"""

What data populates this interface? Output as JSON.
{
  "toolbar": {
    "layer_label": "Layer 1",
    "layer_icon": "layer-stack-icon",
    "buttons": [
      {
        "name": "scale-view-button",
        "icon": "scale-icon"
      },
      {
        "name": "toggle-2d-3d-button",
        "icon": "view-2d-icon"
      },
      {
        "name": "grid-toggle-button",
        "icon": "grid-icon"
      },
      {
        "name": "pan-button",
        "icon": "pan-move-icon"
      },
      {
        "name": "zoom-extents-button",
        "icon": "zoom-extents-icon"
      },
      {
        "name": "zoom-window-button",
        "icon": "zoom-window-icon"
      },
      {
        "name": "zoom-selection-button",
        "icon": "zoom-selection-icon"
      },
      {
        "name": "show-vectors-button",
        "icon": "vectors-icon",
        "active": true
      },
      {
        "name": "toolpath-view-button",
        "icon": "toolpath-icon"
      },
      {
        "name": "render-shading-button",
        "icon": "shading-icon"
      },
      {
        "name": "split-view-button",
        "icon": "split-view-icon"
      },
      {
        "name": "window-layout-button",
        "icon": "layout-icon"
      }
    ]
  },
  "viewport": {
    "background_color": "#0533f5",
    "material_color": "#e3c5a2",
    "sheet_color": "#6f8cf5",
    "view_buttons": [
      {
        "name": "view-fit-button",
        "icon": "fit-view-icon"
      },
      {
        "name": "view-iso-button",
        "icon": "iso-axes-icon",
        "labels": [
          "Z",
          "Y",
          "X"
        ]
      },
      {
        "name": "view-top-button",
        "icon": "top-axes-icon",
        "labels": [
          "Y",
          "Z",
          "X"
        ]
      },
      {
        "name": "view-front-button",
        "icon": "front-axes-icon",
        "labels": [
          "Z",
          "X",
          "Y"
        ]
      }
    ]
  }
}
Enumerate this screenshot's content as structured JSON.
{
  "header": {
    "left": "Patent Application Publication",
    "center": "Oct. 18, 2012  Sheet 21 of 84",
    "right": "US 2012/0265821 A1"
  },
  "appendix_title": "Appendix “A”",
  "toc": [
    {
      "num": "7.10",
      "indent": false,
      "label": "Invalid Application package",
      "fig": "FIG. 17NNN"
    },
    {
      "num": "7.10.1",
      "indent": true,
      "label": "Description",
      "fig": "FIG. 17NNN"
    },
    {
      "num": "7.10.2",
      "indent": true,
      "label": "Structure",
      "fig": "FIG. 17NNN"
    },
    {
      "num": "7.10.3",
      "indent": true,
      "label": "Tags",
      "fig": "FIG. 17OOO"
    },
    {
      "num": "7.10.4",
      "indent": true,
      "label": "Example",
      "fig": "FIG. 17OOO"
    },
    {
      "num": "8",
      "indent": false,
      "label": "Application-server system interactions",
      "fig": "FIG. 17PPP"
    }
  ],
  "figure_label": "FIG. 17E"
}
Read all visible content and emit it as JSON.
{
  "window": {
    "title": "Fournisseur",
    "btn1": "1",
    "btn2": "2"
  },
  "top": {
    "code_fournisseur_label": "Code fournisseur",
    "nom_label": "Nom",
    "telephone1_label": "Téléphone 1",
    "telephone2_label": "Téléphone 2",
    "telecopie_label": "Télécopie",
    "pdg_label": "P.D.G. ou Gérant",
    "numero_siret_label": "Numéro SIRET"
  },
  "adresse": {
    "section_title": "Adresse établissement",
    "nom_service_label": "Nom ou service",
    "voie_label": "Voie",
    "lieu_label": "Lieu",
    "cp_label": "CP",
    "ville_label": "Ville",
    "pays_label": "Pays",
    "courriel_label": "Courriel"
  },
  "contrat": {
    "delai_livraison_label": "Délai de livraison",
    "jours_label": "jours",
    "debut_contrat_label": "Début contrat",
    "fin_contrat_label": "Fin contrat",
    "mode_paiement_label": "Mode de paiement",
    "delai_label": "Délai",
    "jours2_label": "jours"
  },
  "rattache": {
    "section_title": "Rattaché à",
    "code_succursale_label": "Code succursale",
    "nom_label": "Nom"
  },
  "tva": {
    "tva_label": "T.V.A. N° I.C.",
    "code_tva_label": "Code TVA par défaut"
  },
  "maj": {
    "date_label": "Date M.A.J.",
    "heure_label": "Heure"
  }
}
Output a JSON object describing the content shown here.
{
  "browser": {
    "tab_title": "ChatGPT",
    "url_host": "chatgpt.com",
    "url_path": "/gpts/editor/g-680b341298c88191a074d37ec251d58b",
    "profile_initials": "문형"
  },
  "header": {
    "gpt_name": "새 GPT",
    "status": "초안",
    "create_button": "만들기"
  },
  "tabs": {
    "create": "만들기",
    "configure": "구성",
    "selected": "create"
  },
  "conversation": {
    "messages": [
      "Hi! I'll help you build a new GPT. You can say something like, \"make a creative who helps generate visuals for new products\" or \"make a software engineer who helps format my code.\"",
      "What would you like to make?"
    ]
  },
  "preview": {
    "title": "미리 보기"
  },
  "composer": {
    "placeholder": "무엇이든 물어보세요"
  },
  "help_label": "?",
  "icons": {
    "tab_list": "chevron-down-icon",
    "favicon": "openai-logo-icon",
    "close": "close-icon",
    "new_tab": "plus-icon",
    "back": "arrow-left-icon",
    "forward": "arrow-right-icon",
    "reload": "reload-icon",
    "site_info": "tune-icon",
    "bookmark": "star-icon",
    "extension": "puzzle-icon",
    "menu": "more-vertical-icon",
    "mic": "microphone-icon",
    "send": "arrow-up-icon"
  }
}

"""

Short problem — Extract all of the data above without altering anything.

The reply —
What data populates this interface? Output as JSON.
{
  "toolbar": {
    "layer_label": "Layer 1",
    "layer_icon": "layer-stack-icon",
    "buttons": [
      {
        "name": "scale-view-button",
        "icon": "scale-icon"
      },
      {
        "name": "toggle-2d-3d-button",
        "icon": "view-2d-icon"
      },
      {
        "name": "grid-toggle-button",
        "icon": "grid-icon"
      },
      {
        "name": "pan-button",
        "icon": "pan-move-icon"
      },
      {
        "name": "zoom-extents-button",
        "icon": "zoom-extents-icon"
      },
      {
        "name": "zoom-window-button",
        "icon": "zoom-window-icon"
      },
      {
        "name": "zoom-selection-button",
        "icon": "zoom-selection-icon"
      },
      {
        "name": "show-vectors-button",
        "icon": "vectors-icon",
        "active": true
      },
      {
        "name": "toolpath-view-button",
        "icon": "toolpath-icon"
      },
      {
        "name": "render-shading-button",
        "icon": "shading-icon"
      },
      {
        "name": "split-view-button",
        "icon": "split-view-icon"
      },
      {
        "name": "window-layout-button",
        "icon": "layout-icon"
      }
    ]
  },
  "viewport": {
    "background_color": "#0533f5",
    "material_color": "#e3c5a2",
    "sheet_color": "#6f8cf5",
    "view_buttons": [
      {
        "name": "view-fit-button",
        "icon": "fit-view-icon"
      },
      {
        "name": "view-iso-button",
        "icon": "iso-axes-icon",
        "labels": [
          "Z",
          "Y",
          "X"
        ]
      },
      {
        "name": "view-top-button",
        "icon": "top-axes-icon",
        "labels": [
          "Y",
          "Z",
          "X"
        ]
      },
      {
        "name": "view-front-button",
        "icon": "front-axes-icon",
        "labels": [
          "Z",
          "X",
          "Y"
        ]
      }
    ]
  }
}
Enumerate this screenshot's content as structured JSON.
{
  "header": {
    "left": "Patent Application Publication",
    "center": "Oct. 18, 2012  Sheet 21 of 84",
    "right": "US 2012/0265821 A1"
  },
  "appendix_title": "Appendix “A”",
  "toc": [
    {
      "num": "7.10",
      "indent": false,
      "label": "Invalid Application package",
      "fig": "FIG. 17NNN"
    },
    {
      "num": "7.10.1",
      "indent": true,
      "label": "Description",
      "fig": "FIG. 17NNN"
    },
    {
      "num": "7.10.2",
      "indent": true,
      "label": "Structure",
      "fig": "FIG. 17NNN"
    },
    {
      "num": "7.10.3",
      "indent": true,
      "label": "Tags",
      "fig": "FIG. 17OOO"
    },
    {
      "num": "7.10.4",
      "indent": true,
      "label": "Example",
      "fig": "FIG. 17OOO"
    },
    {
      "num": "8",
      "indent": false,
      "label": "Application-server system interactions",
      "fig": "FIG. 17PPP"
    }
  ],
  "figure_label": "FIG. 17E"
}
Read all visible content and emit it as JSON.
{
  "window": {
    "title": "Fournisseur",
    "btn1": "1",
    "btn2": "2"
  },
  "top": {
    "code_fournisseur_label": "Code fournisseur",
    "nom_label": "Nom",
    "telephone1_label": "Téléphone 1",
    "telephone2_label": "Téléphone 2",
    "telecopie_label": "Télécopie",
    "pdg_label": "P.D.G. ou Gérant",
    "numero_siret_label": "Numéro SIRET"
  },
  "adresse": {
    "section_title": "Adresse établissement",
    "nom_service_label": "Nom ou service",
    "voie_label": "Voie",
    "lieu_label": "Lieu",
    "cp_label": "CP",
    "ville_label": "Ville",
    "pays_label": "Pays",
    "courriel_label": "Courriel"
  },
  "contrat": {
    "delai_livraison_label": "Délai de livraison",
    "jours_label": "jours",
    "debut_contrat_label": "Début contrat",
    "fin_contrat_label": "Fin contrat",
    "mode_paiement_label": "Mode de paiement",
    "delai_label": "Délai",
    "jours2_label": "jours"
  },
  "rattache": {
    "section_title": "Rattaché à",
    "code_succursale_label": "Code succursale",
    "nom_label": "Nom"
  },
  "tva": {
    "tva_label": "T.V.A. N° I.C.",
    "code_tva_label": "Code TVA par défaut"
  },
  "maj": {
    "date_label": "Date M.A.J.",
    "heure_label": "Heure"
  }
}
Output a JSON object describing the content shown here.
{
  "browser": {
    "tab_title": "ChatGPT",
    "url_host": "chatgpt.com",
    "url_path": "/gpts/editor/g-680b341298c88191a074d37ec251d58b",
    "profile_initials": "문형"
  },
  "header": {
    "gpt_name": "새 GPT",
    "status": "초안",
    "create_button": "만들기"
  },
  "tabs": {
    "create": "만들기",
    "configure": "구성",
    "selected": "create"
  },
  "conversation": {
    "messages": [
      "Hi! I'll help you build a new GPT. You can say something like, \"make a creative who helps generate visuals for new products\" or \"make a software engineer who helps format my code.\"",
      "What would you like to make?"
    ]
  },
  "preview": {
    "title": "미리 보기"
  },
  "composer": {
    "placeholder": "무엇이든 물어보세요"
  },
  "help_label": "?",
  "icons": {
    "tab_list": "chevron-down-icon",
    "favicon": "openai-logo-icon",
    "close": "close-icon",
    "new_tab": "plus-icon",
    "back": "arrow-left-icon",
    "forward": "arrow-right-icon",
    "reload": "reload-icon",
    "site_info": "tune-icon",
    "bookmark": "star-icon",
    "extension": "puzzle-icon",
    "menu": "more-vertical-icon",
    "mic": "microphone-icon",
    "send": "arrow-up-icon"
  }
}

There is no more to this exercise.